WHAT NEEDS TO BE DONE
Report how many lines of these entries hold the string "ETFs"; reply with the number alone.

Chart and figure data
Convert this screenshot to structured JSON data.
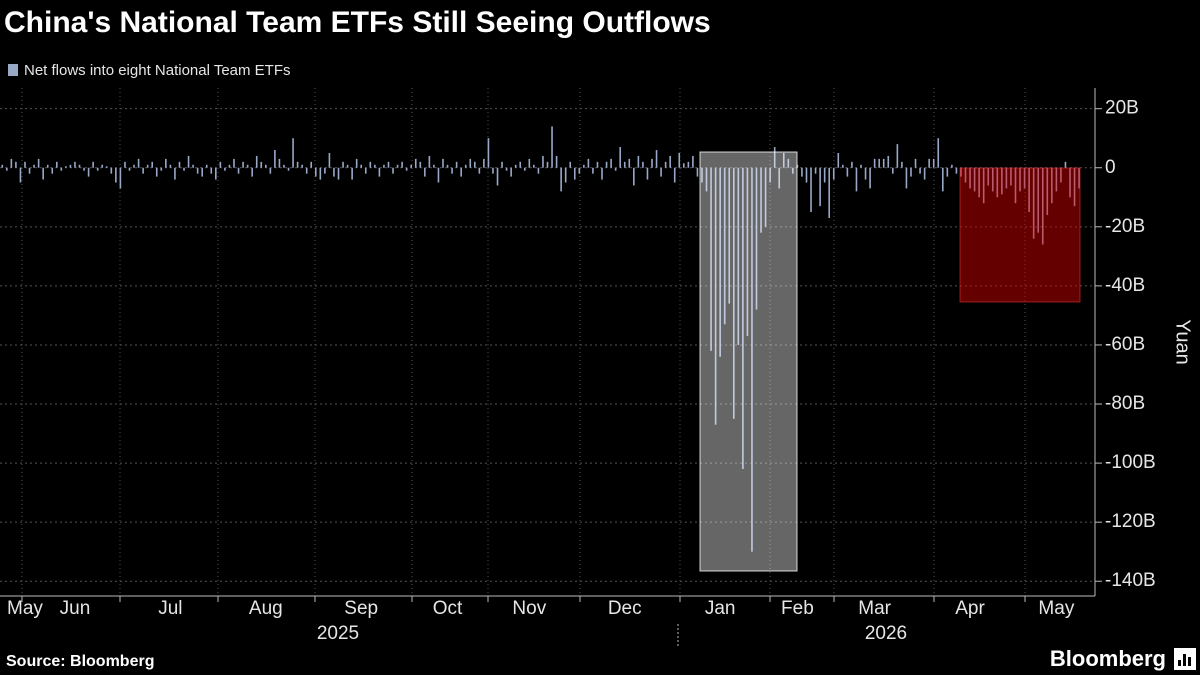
{
  "chart_data": {
    "type": "bar",
    "title": "China's National Team ETFs Still Seeing Outflows",
    "y_label": "Yuan",
    "source": "Source: Bloomberg",
    "brand": "Bloomberg",
    "x_group_labels": [
      "2025",
      "2026"
    ],
    "grid": true,
    "categories": [
      null,
      null,
      null,
      null,
      null,
      "May",
      null,
      null,
      null,
      null,
      null,
      null,
      null,
      null,
      null,
      null,
      "Jun",
      null,
      null,
      null,
      null,
      null,
      null,
      null,
      null,
      null,
      null,
      null,
      null,
      null,
      null,
      null,
      null,
      null,
      null,
      null,
      null,
      "Jul",
      null,
      null,
      null,
      null,
      null,
      null,
      null,
      null,
      null,
      null,
      null,
      null,
      null,
      null,
      null,
      null,
      null,
      null,
      null,
      null,
      "Aug",
      null,
      null,
      null,
      null,
      null,
      null,
      null,
      null,
      null,
      null,
      null,
      null,
      null,
      null,
      null,
      null,
      null,
      null,
      null,
      null,
      "Sep",
      null,
      null,
      null,
      null,
      null,
      null,
      null,
      null,
      null,
      null,
      null,
      null,
      null,
      null,
      null,
      null,
      null,
      null,
      "Oct",
      null,
      null,
      null,
      null,
      null,
      null,
      null,
      null,
      null,
      null,
      null,
      null,
      null,
      null,
      null,
      null,
      null,
      "Nov",
      null,
      null,
      null,
      null,
      null,
      null,
      null,
      null,
      null,
      null,
      null,
      null,
      null,
      null,
      null,
      null,
      null,
      null,
      null,
      null,
      "Dec",
      null,
      null,
      null,
      null,
      null,
      null,
      null,
      null,
      null,
      null,
      null,
      null,
      null,
      null,
      null,
      null,
      null,
      null,
      null,
      null,
      "Jan",
      null,
      null,
      null,
      null,
      null,
      null,
      null,
      null,
      null,
      null,
      null,
      null,
      null,
      null,
      null,
      null,
      "Feb",
      null,
      null,
      null,
      null,
      null,
      null,
      null,
      null,
      null,
      null,
      null,
      null,
      null,
      null,
      null,
      null,
      "Mar",
      null,
      null,
      null,
      null,
      null,
      null,
      null,
      null,
      null,
      null,
      null,
      null,
      null,
      null,
      null,
      null,
      null,
      null,
      null,
      null,
      "Apr",
      null,
      null,
      null,
      null,
      null,
      null,
      null,
      null,
      null,
      null,
      null,
      null,
      null,
      null,
      null,
      null,
      null,
      null,
      "May",
      null,
      null,
      null,
      null,
      null,
      null,
      null,
      null
    ],
    "series": [
      {
        "name": "Net flows into eight National Team ETFs",
        "color": "#9aa8c8",
        "values": [
          1,
          -1,
          3,
          2,
          -5,
          2,
          -2,
          1,
          3,
          -4,
          1,
          -2,
          2,
          -1,
          0.5,
          1,
          2,
          1,
          -1,
          -3,
          2,
          -1,
          1,
          0.5,
          -2,
          -5,
          -7,
          2,
          -1,
          1,
          3,
          -2,
          1,
          2,
          -3,
          -1,
          3,
          1,
          -4,
          2,
          -1,
          4,
          1,
          -2,
          -3,
          1,
          -2,
          -4,
          2,
          -1,
          1,
          3,
          -2,
          2,
          1,
          -3,
          4,
          2,
          1,
          -2,
          6,
          3,
          1,
          -1,
          10,
          2,
          1,
          -2,
          2,
          -3,
          -4,
          -2,
          5,
          -3,
          -4,
          2,
          1,
          -4,
          3,
          1,
          -2,
          2,
          1,
          -3,
          1,
          2,
          -2,
          1,
          2,
          -1,
          1,
          3,
          2,
          -3,
          4,
          1,
          -5,
          3,
          1,
          -2,
          2,
          -3,
          1,
          3,
          2,
          -2,
          3,
          10,
          -2,
          -6,
          2,
          -1,
          -3,
          1,
          2,
          -1,
          3,
          1,
          -2,
          4,
          2,
          14,
          4,
          -8,
          -5,
          2,
          -4,
          -2,
          1,
          3,
          -2,
          2,
          -4,
          2,
          3,
          -1,
          7,
          2,
          3,
          -6,
          4,
          2,
          -4,
          3,
          6,
          -3,
          2,
          4,
          -5,
          5,
          1.5,
          2,
          4,
          -3,
          -5,
          -8,
          -62,
          -87,
          -64,
          -53,
          -46,
          -85,
          -60,
          -102,
          -57,
          -130,
          -48,
          -22,
          -20,
          -5,
          7,
          -7,
          5,
          3,
          -2,
          1,
          -3,
          -5,
          -15,
          -2,
          -13,
          -5,
          -17,
          -4,
          5,
          1,
          -3,
          2,
          -8,
          1,
          -4,
          -7,
          3,
          3,
          3,
          4,
          -2,
          8,
          2,
          -7,
          -3,
          3,
          -2,
          -4,
          3,
          3,
          10,
          -8,
          -3,
          1,
          -2,
          -3,
          -5,
          -7,
          -8,
          -10,
          -12,
          -6,
          -8,
          -10,
          -9,
          -7,
          -6,
          -12,
          -8,
          -7,
          -15,
          -24,
          -22,
          -26,
          -16,
          -12,
          -8,
          -5,
          2,
          -10,
          -13,
          -7,
          null,
          null,
          null
        ]
      }
    ],
    "ylim": [
      -145,
      27
    ],
    "yticks": [
      {
        "value": 20,
        "label": "20B"
      },
      0,
      {
        "value": -20,
        "label": "-20B"
      },
      {
        "value": -40,
        "label": "-40B"
      },
      {
        "value": -60,
        "label": "-60B"
      },
      {
        "value": -80,
        "label": "-80B"
      },
      {
        "value": -100,
        "label": "-100B"
      },
      {
        "value": -120,
        "label": "-120B"
      },
      {
        "value": -140,
        "label": "-140B"
      }
    ]
  }
}
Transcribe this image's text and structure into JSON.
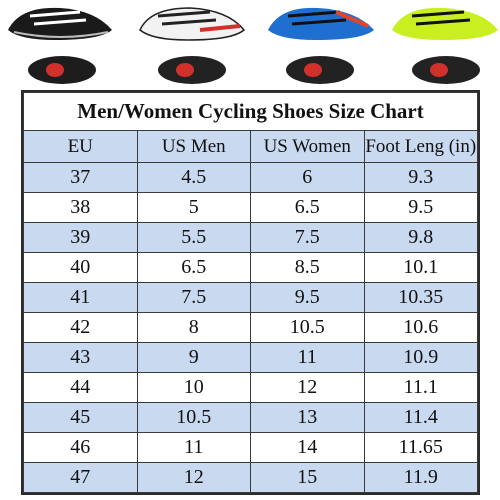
{
  "chart_data": {
    "type": "table",
    "title": "Men/Women Cycling Shoes Size  Chart",
    "columns": [
      "EU",
      "US Men",
      "US Women",
      "Foot Leng (in)"
    ],
    "rows": [
      [
        "37",
        "4.5",
        "6",
        "9.3"
      ],
      [
        "38",
        "5",
        "6.5",
        "9.5"
      ],
      [
        "39",
        "5.5",
        "7.5",
        "9.8"
      ],
      [
        "40",
        "6.5",
        "8.5",
        "10.1"
      ],
      [
        "41",
        "7.5",
        "9.5",
        "10.35"
      ],
      [
        "42",
        "8",
        "10.5",
        "10.6"
      ],
      [
        "43",
        "9",
        "11",
        "10.9"
      ],
      [
        "44",
        "10",
        "12",
        "11.1"
      ],
      [
        "45",
        "10.5",
        "13",
        "11.4"
      ],
      [
        "46",
        "11",
        "14",
        "11.65"
      ],
      [
        "47",
        "12",
        "15",
        "11.9"
      ]
    ]
  },
  "shoe_colors": [
    "#1a1a1a",
    "#f2f2f2",
    "#1f6fd1",
    "#c8f020"
  ],
  "row_band_color": "#c9d9ef"
}
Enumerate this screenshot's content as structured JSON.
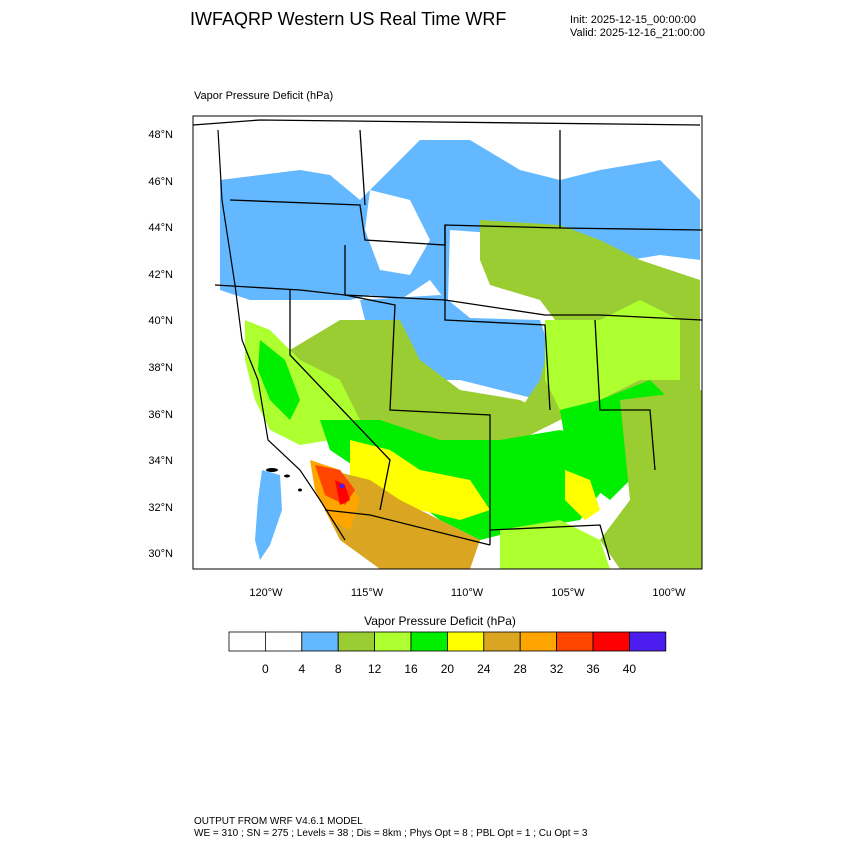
{
  "header": {
    "title": "IWFAQRP Western US Real Time WRF",
    "init": "Init: 2025-12-15_00:00:00",
    "valid": "Valid: 2025-12-16_21:00:00"
  },
  "plot": {
    "field_label": "Vapor Pressure Deficit   (hPa)",
    "lat_labels": [
      "48°N",
      "46°N",
      "44°N",
      "42°N",
      "40°N",
      "38°N",
      "36°N",
      "34°N",
      "32°N",
      "30°N"
    ],
    "lon_labels": [
      "120°W",
      "115°W",
      "110°W",
      "105°W",
      "100°W"
    ]
  },
  "colorbar": {
    "title": "Vapor Pressure Deficit  (hPa)",
    "labels": [
      "0",
      "4",
      "8",
      "12",
      "16",
      "20",
      "24",
      "28",
      "32",
      "36",
      "40"
    ],
    "colors": [
      "#ffffff",
      "#ffffff",
      "#63b8ff",
      "#9acd32",
      "#adff2f",
      "#00ee00",
      "#ffff00",
      "#daa520",
      "#ffa500",
      "#ff4500",
      "#ff0000",
      "#4b1dee"
    ]
  },
  "footer": {
    "line1": "OUTPUT FROM WRF V4.6.1 MODEL",
    "line2": "WE = 310 ; SN = 275 ; Levels = 38 ; Dis = 8km ; Phys Opt = 8 ; PBL Opt = 1 ; Cu Opt = 3"
  },
  "map_colors": {
    "white": "#ffffff",
    "blue": "#63b8ff",
    "olive": "#9acd32",
    "lime": "#adff2f",
    "green": "#00ee00",
    "yellow": "#ffff00",
    "gold": "#daa520",
    "orange": "#ffa500",
    "red_orange": "#ff4500",
    "red": "#ff0000",
    "purple": "#4b1dee",
    "border": "#000000"
  }
}
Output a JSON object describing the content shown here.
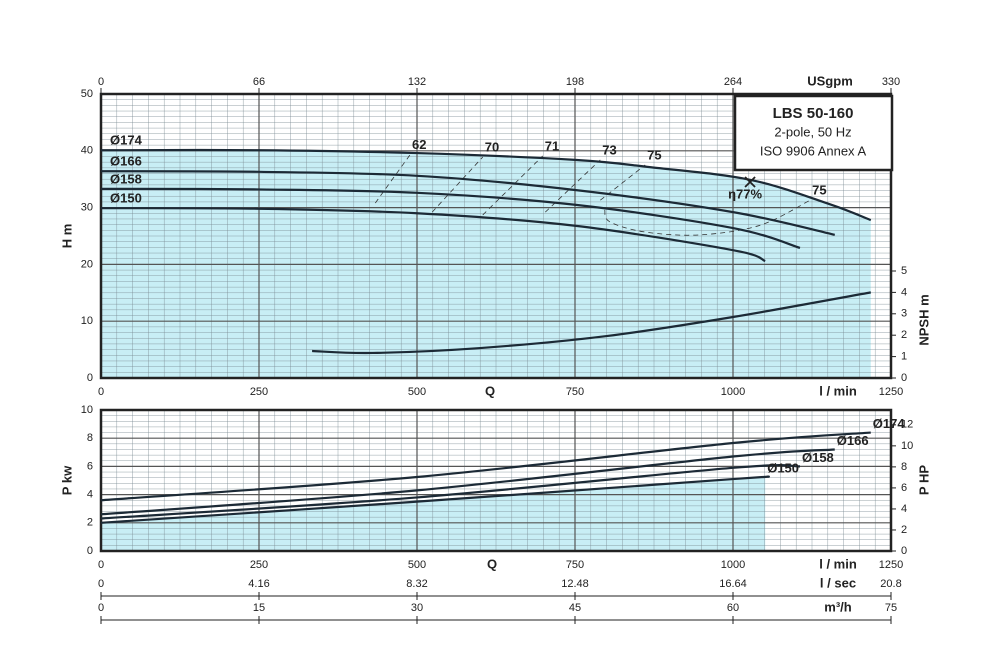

SOLUTION BELOW
2